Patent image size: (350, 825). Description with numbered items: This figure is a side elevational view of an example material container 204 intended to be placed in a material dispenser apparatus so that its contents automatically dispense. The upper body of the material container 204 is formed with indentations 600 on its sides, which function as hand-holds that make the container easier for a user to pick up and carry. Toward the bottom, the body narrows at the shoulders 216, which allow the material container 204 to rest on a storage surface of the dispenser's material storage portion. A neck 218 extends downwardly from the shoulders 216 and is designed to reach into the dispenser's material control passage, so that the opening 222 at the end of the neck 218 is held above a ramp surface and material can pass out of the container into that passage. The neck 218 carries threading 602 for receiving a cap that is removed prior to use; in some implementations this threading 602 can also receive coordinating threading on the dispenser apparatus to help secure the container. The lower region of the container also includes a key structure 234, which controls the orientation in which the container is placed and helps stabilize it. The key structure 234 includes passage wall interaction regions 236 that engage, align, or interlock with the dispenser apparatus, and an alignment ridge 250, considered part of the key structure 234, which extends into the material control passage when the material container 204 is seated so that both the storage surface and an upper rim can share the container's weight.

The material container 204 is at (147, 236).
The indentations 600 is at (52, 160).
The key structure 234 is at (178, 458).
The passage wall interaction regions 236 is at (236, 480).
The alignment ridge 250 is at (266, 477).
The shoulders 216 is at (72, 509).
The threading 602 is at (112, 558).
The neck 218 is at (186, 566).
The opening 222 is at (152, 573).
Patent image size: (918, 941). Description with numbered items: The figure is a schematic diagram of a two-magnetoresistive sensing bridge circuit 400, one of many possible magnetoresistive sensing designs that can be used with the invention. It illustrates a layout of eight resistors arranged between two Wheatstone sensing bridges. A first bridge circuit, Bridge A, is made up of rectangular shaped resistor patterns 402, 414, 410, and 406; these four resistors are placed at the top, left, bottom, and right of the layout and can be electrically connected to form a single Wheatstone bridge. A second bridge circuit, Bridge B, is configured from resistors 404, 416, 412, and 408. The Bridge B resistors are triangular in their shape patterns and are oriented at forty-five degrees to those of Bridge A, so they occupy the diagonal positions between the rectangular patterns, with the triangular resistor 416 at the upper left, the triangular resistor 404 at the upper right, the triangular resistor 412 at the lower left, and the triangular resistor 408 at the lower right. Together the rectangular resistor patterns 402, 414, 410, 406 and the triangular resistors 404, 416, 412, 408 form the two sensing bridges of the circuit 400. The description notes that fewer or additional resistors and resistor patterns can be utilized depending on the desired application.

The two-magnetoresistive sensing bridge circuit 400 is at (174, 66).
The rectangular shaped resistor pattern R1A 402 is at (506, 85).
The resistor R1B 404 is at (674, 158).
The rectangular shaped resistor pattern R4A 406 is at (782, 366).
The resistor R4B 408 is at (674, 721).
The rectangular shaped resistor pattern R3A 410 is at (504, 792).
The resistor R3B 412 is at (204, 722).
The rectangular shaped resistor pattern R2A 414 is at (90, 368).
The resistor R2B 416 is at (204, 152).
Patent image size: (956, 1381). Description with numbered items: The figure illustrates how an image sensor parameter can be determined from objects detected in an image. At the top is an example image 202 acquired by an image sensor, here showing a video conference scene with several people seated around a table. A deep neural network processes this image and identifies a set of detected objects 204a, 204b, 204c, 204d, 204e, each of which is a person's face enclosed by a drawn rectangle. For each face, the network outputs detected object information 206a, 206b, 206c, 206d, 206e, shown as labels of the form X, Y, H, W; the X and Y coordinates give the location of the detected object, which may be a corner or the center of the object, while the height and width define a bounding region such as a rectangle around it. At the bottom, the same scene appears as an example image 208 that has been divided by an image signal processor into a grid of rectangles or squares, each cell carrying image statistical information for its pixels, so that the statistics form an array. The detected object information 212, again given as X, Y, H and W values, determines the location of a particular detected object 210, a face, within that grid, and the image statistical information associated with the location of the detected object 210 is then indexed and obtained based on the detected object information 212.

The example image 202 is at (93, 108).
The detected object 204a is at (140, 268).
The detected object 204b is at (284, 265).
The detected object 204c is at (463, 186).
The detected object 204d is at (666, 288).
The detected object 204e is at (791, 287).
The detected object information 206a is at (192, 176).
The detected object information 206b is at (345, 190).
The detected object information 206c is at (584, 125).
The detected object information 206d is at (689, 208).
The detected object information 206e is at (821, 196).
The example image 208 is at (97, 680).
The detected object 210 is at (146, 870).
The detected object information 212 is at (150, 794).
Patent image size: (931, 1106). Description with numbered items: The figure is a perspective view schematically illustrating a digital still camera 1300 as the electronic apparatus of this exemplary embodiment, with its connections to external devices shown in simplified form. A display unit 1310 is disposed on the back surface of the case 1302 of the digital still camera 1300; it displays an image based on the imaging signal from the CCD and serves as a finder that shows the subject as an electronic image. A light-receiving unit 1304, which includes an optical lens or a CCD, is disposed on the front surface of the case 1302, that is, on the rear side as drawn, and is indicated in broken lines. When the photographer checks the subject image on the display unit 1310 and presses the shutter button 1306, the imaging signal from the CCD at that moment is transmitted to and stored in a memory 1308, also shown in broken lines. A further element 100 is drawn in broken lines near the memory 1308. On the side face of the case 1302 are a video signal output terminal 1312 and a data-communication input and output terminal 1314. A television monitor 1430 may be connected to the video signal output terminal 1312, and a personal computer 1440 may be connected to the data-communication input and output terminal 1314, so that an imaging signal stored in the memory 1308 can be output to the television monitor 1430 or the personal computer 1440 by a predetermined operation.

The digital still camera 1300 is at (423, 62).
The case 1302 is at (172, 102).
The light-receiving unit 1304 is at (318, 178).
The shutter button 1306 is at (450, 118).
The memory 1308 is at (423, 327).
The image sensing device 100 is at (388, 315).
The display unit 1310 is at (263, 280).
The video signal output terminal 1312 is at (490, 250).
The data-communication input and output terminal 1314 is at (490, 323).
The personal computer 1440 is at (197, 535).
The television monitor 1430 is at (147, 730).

━━━━━━━━━━

_BRIEF:_
Copy all of the data above line for line, changing nothing.

_RESULT:_
Patent image size: (350, 825). Description with numbered items: This figure is a side elevational view of an example material container 204 intended to be placed in a material dispenser apparatus so that its contents automatically dispense. The upper body of the material container 204 is formed with indentations 600 on its sides, which function as hand-holds that make the container easier for a user to pick up and carry. Toward the bottom, the body narrows at the shoulders 216, which allow the material container 204 to rest on a storage surface of the dispenser's material storage portion. A neck 218 extends downwardly from the shoulders 216 and is designed to reach into the dispenser's material control passage, so that the opening 222 at the end of the neck 218 is held above a ramp surface and material can pass out of the container into that passage. The neck 218 carries threading 602 for receiving a cap that is removed prior to use; in some implementations this threading 602 can also receive coordinating threading on the dispenser apparatus to help secure the container. The lower region of the container also includes a key structure 234, which controls the orientation in which the container is placed and helps stabilize it. The key structure 234 includes passage wall interaction regions 236 that engage, align, or interlock with the dispenser apparatus, and an alignment ridge 250, considered part of the key structure 234, which extends into the material control passage when the material container 204 is seated so that both the storage surface and an upper rim can share the container's weight.

The material container 204 is at (147, 236).
The indentations 600 is at (52, 160).
The key structure 234 is at (178, 458).
The passage wall interaction regions 236 is at (236, 480).
The alignment ridge 250 is at (266, 477).
The shoulders 216 is at (72, 509).
The threading 602 is at (112, 558).
The neck 218 is at (186, 566).
The opening 222 is at (152, 573).
Patent image size: (918, 941). Description with numbered items: The figure is a schematic diagram of a two-magnetoresistive sensing bridge circuit 400, one of many possible magnetoresistive sensing designs that can be used with the invention. It illustrates a layout of eight resistors arranged between two Wheatstone sensing bridges. A first bridge circuit, Bridge A, is made up of rectangular shaped resistor patterns 402, 414, 410, and 406; these four resistors are placed at the top, left, bottom, and right of the layout and can be electrically connected to form a single Wheatstone bridge. A second bridge circuit, Bridge B, is configured from resistors 404, 416, 412, and 408. The Bridge B resistors are triangular in their shape patterns and are oriented at forty-five degrees to those of Bridge A, so they occupy the diagonal positions between the rectangular patterns, with the triangular resistor 416 at the upper left, the triangular resistor 404 at the upper right, the triangular resistor 412 at the lower left, and the triangular resistor 408 at the lower right. Together the rectangular resistor patterns 402, 414, 410, 406 and the triangular resistors 404, 416, 412, 408 form the two sensing bridges of the circuit 400. The description notes that fewer or additional resistors and resistor patterns can be utilized depending on the desired application.

The two-magnetoresistive sensing bridge circuit 400 is at (174, 66).
The rectangular shaped resistor pattern R1A 402 is at (506, 85).
The resistor R1B 404 is at (674, 158).
The rectangular shaped resistor pattern R4A 406 is at (782, 366).
The resistor R4B 408 is at (674, 721).
The rectangular shaped resistor pattern R3A 410 is at (504, 792).
The resistor R3B 412 is at (204, 722).
The rectangular shaped resistor pattern R2A 414 is at (90, 368).
The resistor R2B 416 is at (204, 152).
Patent image size: (956, 1381). Description with numbered items: The figure illustrates how an image sensor parameter can be determined from objects detected in an image. At the top is an example image 202 acquired by an image sensor, here showing a video conference scene with several people seated around a table. A deep neural network processes this image and identifies a set of detected objects 204a, 204b, 204c, 204d, 204e, each of which is a person's face enclosed by a drawn rectangle. For each face, the network outputs detected object information 206a, 206b, 206c, 206d, 206e, shown as labels of the form X, Y, H, W; the X and Y coordinates give the location of the detected object, which may be a corner or the center of the object, while the height and width define a bounding region such as a rectangle around it. At the bottom, the same scene appears as an example image 208 that has been divided by an image signal processor into a grid of rectangles or squares, each cell carrying image statistical information for its pixels, so that the statistics form an array. The detected object information 212, again given as X, Y, H and W values, determines the location of a particular detected object 210, a face, within that grid, and the image statistical information associated with the location of the detected object 210 is then indexed and obtained based on the detected object information 212.

The example image 202 is at (93, 108).
The detected object 204a is at (140, 268).
The detected object 204b is at (284, 265).
The detected object 204c is at (463, 186).
The detected object 204d is at (666, 288).
The detected object 204e is at (791, 287).
The detected object information 206a is at (192, 176).
The detected object information 206b is at (345, 190).
The detected object information 206c is at (584, 125).
The detected object information 206d is at (689, 208).
The detected object information 206e is at (821, 196).
The example image 208 is at (97, 680).
The detected object 210 is at (146, 870).
The detected object information 212 is at (150, 794).
Patent image size: (931, 1106). Description with numbered items: The figure is a perspective view schematically illustrating a digital still camera 1300 as the electronic apparatus of this exemplary embodiment, with its connections to external devices shown in simplified form. A display unit 1310 is disposed on the back surface of the case 1302 of the digital still camera 1300; it displays an image based on the imaging signal from the CCD and serves as a finder that shows the subject as an electronic image. A light-receiving unit 1304, which includes an optical lens or a CCD, is disposed on the front surface of the case 1302, that is, on the rear side as drawn, and is indicated in broken lines. When the photographer checks the subject image on the display unit 1310 and presses the shutter button 1306, the imaging signal from the CCD at that moment is transmitted to and stored in a memory 1308, also shown in broken lines. A further element 100 is drawn in broken lines near the memory 1308. On the side face of the case 1302 are a video signal output terminal 1312 and a data-communication input and output terminal 1314. A television monitor 1430 may be connected to the video signal output terminal 1312, and a personal computer 1440 may be connected to the data-communication input and output terminal 1314, so that an imaging signal stored in the memory 1308 can be output to the television monitor 1430 or the personal computer 1440 by a predetermined operation.

The digital still camera 1300 is at (423, 62).
The case 1302 is at (172, 102).
The light-receiving unit 1304 is at (318, 178).
The shutter button 1306 is at (450, 118).
The memory 1308 is at (423, 327).
The image sensing device 100 is at (388, 315).
The display unit 1310 is at (263, 280).
The video signal output terminal 1312 is at (490, 250).
The data-communication input and output terminal 1314 is at (490, 323).
The personal computer 1440 is at (197, 535).
The television monitor 1430 is at (147, 730).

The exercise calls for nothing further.